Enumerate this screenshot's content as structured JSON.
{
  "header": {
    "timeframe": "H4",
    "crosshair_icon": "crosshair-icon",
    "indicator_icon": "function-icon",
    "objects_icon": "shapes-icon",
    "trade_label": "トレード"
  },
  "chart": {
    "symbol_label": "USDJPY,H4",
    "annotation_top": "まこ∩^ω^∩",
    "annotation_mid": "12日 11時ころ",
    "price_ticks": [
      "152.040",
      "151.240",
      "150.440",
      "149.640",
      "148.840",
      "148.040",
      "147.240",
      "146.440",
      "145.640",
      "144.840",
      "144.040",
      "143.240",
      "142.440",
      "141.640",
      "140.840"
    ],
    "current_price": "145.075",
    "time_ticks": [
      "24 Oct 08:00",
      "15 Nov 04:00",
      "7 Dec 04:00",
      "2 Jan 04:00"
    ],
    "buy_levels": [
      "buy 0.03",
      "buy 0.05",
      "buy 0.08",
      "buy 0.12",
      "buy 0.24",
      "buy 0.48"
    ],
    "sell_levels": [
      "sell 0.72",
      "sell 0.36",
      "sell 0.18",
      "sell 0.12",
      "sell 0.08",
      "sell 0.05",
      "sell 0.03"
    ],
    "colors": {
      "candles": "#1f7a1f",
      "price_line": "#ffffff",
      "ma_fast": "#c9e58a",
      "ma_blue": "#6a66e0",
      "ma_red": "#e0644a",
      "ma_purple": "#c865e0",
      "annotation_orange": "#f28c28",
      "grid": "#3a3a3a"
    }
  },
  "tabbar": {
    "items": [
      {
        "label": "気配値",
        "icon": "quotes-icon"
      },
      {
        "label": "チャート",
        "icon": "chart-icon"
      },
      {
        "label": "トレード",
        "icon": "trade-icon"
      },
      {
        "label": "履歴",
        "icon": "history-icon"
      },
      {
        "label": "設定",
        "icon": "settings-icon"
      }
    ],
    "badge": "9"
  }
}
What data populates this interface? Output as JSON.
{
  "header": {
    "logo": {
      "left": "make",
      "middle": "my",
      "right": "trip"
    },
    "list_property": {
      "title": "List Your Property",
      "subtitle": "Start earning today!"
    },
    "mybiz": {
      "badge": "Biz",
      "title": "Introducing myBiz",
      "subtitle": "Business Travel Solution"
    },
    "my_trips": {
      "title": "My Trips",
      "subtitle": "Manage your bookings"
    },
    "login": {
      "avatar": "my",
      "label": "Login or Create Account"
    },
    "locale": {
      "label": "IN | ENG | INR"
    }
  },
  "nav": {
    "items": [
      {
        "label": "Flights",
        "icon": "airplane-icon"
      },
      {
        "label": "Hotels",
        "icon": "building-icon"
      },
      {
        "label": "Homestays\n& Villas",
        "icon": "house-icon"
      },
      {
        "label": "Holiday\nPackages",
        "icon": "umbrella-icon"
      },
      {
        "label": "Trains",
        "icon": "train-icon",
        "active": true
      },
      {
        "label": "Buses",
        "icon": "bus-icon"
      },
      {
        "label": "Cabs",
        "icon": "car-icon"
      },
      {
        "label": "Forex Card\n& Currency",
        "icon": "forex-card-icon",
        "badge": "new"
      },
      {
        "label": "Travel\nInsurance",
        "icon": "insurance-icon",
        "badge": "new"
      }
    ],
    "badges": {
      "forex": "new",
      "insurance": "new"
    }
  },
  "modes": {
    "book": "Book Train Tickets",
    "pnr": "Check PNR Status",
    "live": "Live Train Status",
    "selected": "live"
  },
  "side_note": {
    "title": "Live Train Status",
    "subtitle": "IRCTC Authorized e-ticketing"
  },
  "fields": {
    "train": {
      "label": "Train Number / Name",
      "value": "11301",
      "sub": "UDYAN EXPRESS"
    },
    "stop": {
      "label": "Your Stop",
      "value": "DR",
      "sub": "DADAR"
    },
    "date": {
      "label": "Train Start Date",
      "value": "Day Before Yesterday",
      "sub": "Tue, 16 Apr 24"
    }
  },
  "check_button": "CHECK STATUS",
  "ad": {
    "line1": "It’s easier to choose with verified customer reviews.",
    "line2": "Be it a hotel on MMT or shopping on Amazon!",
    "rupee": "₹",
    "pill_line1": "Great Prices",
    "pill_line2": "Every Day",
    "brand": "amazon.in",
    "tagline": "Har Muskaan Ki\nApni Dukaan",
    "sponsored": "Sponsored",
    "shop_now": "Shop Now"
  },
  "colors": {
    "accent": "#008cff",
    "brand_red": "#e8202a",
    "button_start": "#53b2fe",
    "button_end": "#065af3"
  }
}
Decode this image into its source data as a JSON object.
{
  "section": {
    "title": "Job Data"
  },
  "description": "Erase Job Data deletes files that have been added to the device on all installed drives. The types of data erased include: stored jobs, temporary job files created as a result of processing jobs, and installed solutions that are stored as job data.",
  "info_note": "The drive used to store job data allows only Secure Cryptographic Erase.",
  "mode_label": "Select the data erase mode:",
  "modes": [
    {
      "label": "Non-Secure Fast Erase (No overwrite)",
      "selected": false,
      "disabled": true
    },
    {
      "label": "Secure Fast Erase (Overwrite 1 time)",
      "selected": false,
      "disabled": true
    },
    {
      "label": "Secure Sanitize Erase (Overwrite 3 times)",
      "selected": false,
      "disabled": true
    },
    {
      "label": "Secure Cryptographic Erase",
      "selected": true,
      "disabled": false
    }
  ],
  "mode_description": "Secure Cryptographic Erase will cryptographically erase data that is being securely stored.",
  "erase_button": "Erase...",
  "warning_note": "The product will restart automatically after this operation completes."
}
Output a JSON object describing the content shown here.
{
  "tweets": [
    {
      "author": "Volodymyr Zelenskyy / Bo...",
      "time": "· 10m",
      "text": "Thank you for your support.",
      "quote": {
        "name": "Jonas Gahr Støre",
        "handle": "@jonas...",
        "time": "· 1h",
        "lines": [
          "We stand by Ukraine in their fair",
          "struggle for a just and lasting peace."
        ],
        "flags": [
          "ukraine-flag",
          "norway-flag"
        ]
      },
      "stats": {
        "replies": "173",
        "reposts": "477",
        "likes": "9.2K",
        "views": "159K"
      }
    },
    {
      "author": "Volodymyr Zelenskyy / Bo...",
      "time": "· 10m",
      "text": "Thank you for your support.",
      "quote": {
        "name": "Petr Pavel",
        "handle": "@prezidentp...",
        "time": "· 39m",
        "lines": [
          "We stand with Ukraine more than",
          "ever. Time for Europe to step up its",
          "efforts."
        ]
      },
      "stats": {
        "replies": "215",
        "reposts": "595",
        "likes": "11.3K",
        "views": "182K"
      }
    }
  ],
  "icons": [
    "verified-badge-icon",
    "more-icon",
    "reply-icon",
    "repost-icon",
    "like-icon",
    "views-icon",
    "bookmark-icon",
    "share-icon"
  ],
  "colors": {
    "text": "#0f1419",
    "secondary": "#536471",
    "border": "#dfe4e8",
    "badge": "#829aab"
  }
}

• [EXERCISE TASK]: Output the full listing exactly as it stands.

• [RESULT FOR THIS EXERCISE]:
Enumerate this screenshot's content as structured JSON.
{
  "header": {
    "timeframe": "H4",
    "crosshair_icon": "crosshair-icon",
    "indicator_icon": "function-icon",
    "objects_icon": "shapes-icon",
    "trade_label": "トレード"
  },
  "chart": {
    "symbol_label": "USDJPY,H4",
    "annotation_top": "まこ∩^ω^∩",
    "annotation_mid": "12日 11時ころ",
    "price_ticks": [
      "152.040",
      "151.240",
      "150.440",
      "149.640",
      "148.840",
      "148.040",
      "147.240",
      "146.440",
      "145.640",
      "144.840",
      "144.040",
      "143.240",
      "142.440",
      "141.640",
      "140.840"
    ],
    "current_price": "145.075",
    "time_ticks": [
      "24 Oct 08:00",
      "15 Nov 04:00",
      "7 Dec 04:00",
      "2 Jan 04:00"
    ],
    "buy_levels": [
      "buy 0.03",
      "buy 0.05",
      "buy 0.08",
      "buy 0.12",
      "buy 0.24",
      "buy 0.48"
    ],
    "sell_levels": [
      "sell 0.72",
      "sell 0.36",
      "sell 0.18",
      "sell 0.12",
      "sell 0.08",
      "sell 0.05",
      "sell 0.03"
    ],
    "colors": {
      "candles": "#1f7a1f",
      "price_line": "#ffffff",
      "ma_fast": "#c9e58a",
      "ma_blue": "#6a66e0",
      "ma_red": "#e0644a",
      "ma_purple": "#c865e0",
      "annotation_orange": "#f28c28",
      "grid": "#3a3a3a"
    }
  },
  "tabbar": {
    "items": [
      {
        "label": "気配値",
        "icon": "quotes-icon"
      },
      {
        "label": "チャート",
        "icon": "chart-icon"
      },
      {
        "label": "トレード",
        "icon": "trade-icon"
      },
      {
        "label": "履歴",
        "icon": "history-icon"
      },
      {
        "label": "設定",
        "icon": "settings-icon"
      }
    ],
    "badge": "9"
  }
}
What data populates this interface? Output as JSON.
{
  "header": {
    "logo": {
      "left": "make",
      "middle": "my",
      "right": "trip"
    },
    "list_property": {
      "title": "List Your Property",
      "subtitle": "Start earning today!"
    },
    "mybiz": {
      "badge": "Biz",
      "title": "Introducing myBiz",
      "subtitle": "Business Travel Solution"
    },
    "my_trips": {
      "title": "My Trips",
      "subtitle": "Manage your bookings"
    },
    "login": {
      "avatar": "my",
      "label": "Login or Create Account"
    },
    "locale": {
      "label": "IN | ENG | INR"
    }
  },
  "nav": {
    "items": [
      {
        "label": "Flights",
        "icon": "airplane-icon"
      },
      {
        "label": "Hotels",
        "icon": "building-icon"
      },
      {
        "label": "Homestays\n& Villas",
        "icon": "house-icon"
      },
      {
        "label": "Holiday\nPackages",
        "icon": "umbrella-icon"
      },
      {
        "label": "Trains",
        "icon": "train-icon",
        "active": true
      },
      {
        "label": "Buses",
        "icon": "bus-icon"
      },
      {
        "label": "Cabs",
        "icon": "car-icon"
      },
      {
        "label": "Forex Card\n& Currency",
        "icon": "forex-card-icon",
        "badge": "new"
      },
      {
        "label": "Travel\nInsurance",
        "icon": "insurance-icon",
        "badge": "new"
      }
    ],
    "badges": {
      "forex": "new",
      "insurance": "new"
    }
  },
  "modes": {
    "book": "Book Train Tickets",
    "pnr": "Check PNR Status",
    "live": "Live Train Status",
    "selected": "live"
  },
  "side_note": {
    "title": "Live Train Status",
    "subtitle": "IRCTC Authorized e-ticketing"
  },
  "fields": {
    "train": {
      "label": "Train Number / Name",
      "value": "11301",
      "sub": "UDYAN EXPRESS"
    },
    "stop": {
      "label": "Your Stop",
      "value": "DR",
      "sub": "DADAR"
    },
    "date": {
      "label": "Train Start Date",
      "value": "Day Before Yesterday",
      "sub": "Tue, 16 Apr 24"
    }
  },
  "check_button": "CHECK STATUS",
  "ad": {
    "line1": "It’s easier to choose with verified customer reviews.",
    "line2": "Be it a hotel on MMT or shopping on Amazon!",
    "rupee": "₹",
    "pill_line1": "Great Prices",
    "pill_line2": "Every Day",
    "brand": "amazon.in",
    "tagline": "Har Muskaan Ki\nApni Dukaan",
    "sponsored": "Sponsored",
    "shop_now": "Shop Now"
  },
  "colors": {
    "accent": "#008cff",
    "brand_red": "#e8202a",
    "button_start": "#53b2fe",
    "button_end": "#065af3"
  }
}
Decode this image into its source data as a JSON object.
{
  "section": {
    "title": "Job Data"
  },
  "description": "Erase Job Data deletes files that have been added to the device on all installed drives. The types of data erased include: stored jobs, temporary job files created as a result of processing jobs, and installed solutions that are stored as job data.",
  "info_note": "The drive used to store job data allows only Secure Cryptographic Erase.",
  "mode_label": "Select the data erase mode:",
  "modes": [
    {
      "label": "Non-Secure Fast Erase (No overwrite)",
      "selected": false,
      "disabled": true
    },
    {
      "label": "Secure Fast Erase (Overwrite 1 time)",
      "selected": false,
      "disabled": true
    },
    {
      "label": "Secure Sanitize Erase (Overwrite 3 times)",
      "selected": false,
      "disabled": true
    },
    {
      "label": "Secure Cryptographic Erase",
      "selected": true,
      "disabled": false
    }
  ],
  "mode_description": "Secure Cryptographic Erase will cryptographically erase data that is being securely stored.",
  "erase_button": "Erase...",
  "warning_note": "The product will restart automatically after this operation completes."
}
Output a JSON object describing the content shown here.
{
  "tweets": [
    {
      "author": "Volodymyr Zelenskyy / Bo...",
      "time": "· 10m",
      "text": "Thank you for your support.",
      "quote": {
        "name": "Jonas Gahr Støre",
        "handle": "@jonas...",
        "time": "· 1h",
        "lines": [
          "We stand by Ukraine in their fair",
          "struggle for a just and lasting peace."
        ],
        "flags": [
          "ukraine-flag",
          "norway-flag"
        ]
      },
      "stats": {
        "replies": "173",
        "reposts": "477",
        "likes": "9.2K",
        "views": "159K"
      }
    },
    {
      "author": "Volodymyr Zelenskyy / Bo...",
      "time": "· 10m",
      "text": "Thank you for your support.",
      "quote": {
        "name": "Petr Pavel",
        "handle": "@prezidentp...",
        "time": "· 39m",
        "lines": [
          "We stand with Ukraine more than",
          "ever. Time for Europe to step up its",
          "efforts."
        ]
      },
      "stats": {
        "replies": "215",
        "reposts": "595",
        "likes": "11.3K",
        "views": "182K"
      }
    }
  ],
  "icons": [
    "verified-badge-icon",
    "more-icon",
    "reply-icon",
    "repost-icon",
    "like-icon",
    "views-icon",
    "bookmark-icon",
    "share-icon"
  ],
  "colors": {
    "text": "#0f1419",
    "secondary": "#536471",
    "border": "#dfe4e8",
    "badge": "#829aab"
  }
}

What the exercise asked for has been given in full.